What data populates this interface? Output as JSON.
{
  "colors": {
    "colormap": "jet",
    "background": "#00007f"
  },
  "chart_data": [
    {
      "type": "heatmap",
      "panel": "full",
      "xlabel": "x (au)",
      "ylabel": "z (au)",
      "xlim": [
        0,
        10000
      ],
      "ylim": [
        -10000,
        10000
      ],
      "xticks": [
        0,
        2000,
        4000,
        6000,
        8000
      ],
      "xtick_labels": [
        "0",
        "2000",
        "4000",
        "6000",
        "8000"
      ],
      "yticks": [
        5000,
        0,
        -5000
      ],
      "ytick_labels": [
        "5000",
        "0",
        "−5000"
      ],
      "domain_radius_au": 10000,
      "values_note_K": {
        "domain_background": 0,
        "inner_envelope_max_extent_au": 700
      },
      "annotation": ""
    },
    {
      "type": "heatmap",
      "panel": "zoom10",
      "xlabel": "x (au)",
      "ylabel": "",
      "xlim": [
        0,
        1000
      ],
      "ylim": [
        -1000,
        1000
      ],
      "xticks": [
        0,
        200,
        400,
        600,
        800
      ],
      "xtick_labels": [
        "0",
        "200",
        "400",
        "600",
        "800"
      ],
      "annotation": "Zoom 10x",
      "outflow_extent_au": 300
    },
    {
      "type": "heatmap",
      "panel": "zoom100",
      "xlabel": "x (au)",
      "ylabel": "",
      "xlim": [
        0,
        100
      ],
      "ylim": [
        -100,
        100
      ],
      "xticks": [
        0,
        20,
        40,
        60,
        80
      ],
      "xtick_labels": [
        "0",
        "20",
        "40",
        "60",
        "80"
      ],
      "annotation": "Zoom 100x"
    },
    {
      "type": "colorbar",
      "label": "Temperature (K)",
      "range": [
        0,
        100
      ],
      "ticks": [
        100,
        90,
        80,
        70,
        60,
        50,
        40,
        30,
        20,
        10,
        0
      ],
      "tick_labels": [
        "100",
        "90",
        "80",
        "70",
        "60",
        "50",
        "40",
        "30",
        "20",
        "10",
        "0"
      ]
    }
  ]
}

• • • • •

WHAT IS NEEDED »
Give back the whole listing, word for word.

SOLUTION TO THE EXERCISE »
What data populates this interface? Output as JSON.
{
  "colors": {
    "colormap": "jet",
    "background": "#00007f"
  },
  "chart_data": [
    {
      "type": "heatmap",
      "panel": "full",
      "xlabel": "x (au)",
      "ylabel": "z (au)",
      "xlim": [
        0,
        10000
      ],
      "ylim": [
        -10000,
        10000
      ],
      "xticks": [
        0,
        2000,
        4000,
        6000,
        8000
      ],
      "xtick_labels": [
        "0",
        "2000",
        "4000",
        "6000",
        "8000"
      ],
      "yticks": [
        5000,
        0,
        -5000
      ],
      "ytick_labels": [
        "5000",
        "0",
        "−5000"
      ],
      "domain_radius_au": 10000,
      "values_note_K": {
        "domain_background": 0,
        "inner_envelope_max_extent_au": 700
      },
      "annotation": ""
    },
    {
      "type": "heatmap",
      "panel": "zoom10",
      "xlabel": "x (au)",
      "ylabel": "",
      "xlim": [
        0,
        1000
      ],
      "ylim": [
        -1000,
        1000
      ],
      "xticks": [
        0,
        200,
        400,
        600,
        800
      ],
      "xtick_labels": [
        "0",
        "200",
        "400",
        "600",
        "800"
      ],
      "annotation": "Zoom 10x",
      "outflow_extent_au": 300
    },
    {
      "type": "heatmap",
      "panel": "zoom100",
      "xlabel": "x (au)",
      "ylabel": "",
      "xlim": [
        0,
        100
      ],
      "ylim": [
        -100,
        100
      ],
      "xticks": [
        0,
        20,
        40,
        60,
        80
      ],
      "xtick_labels": [
        "0",
        "20",
        "40",
        "60",
        "80"
      ],
      "annotation": "Zoom 100x"
    },
    {
      "type": "colorbar",
      "label": "Temperature (K)",
      "range": [
        0,
        100
      ],
      "ticks": [
        100,
        90,
        80,
        70,
        60,
        50,
        40,
        30,
        20,
        10,
        0
      ],
      "tick_labels": [
        "100",
        "90",
        "80",
        "70",
        "60",
        "50",
        "40",
        "30",
        "20",
        "10",
        "0"
      ]
    }
  ]
}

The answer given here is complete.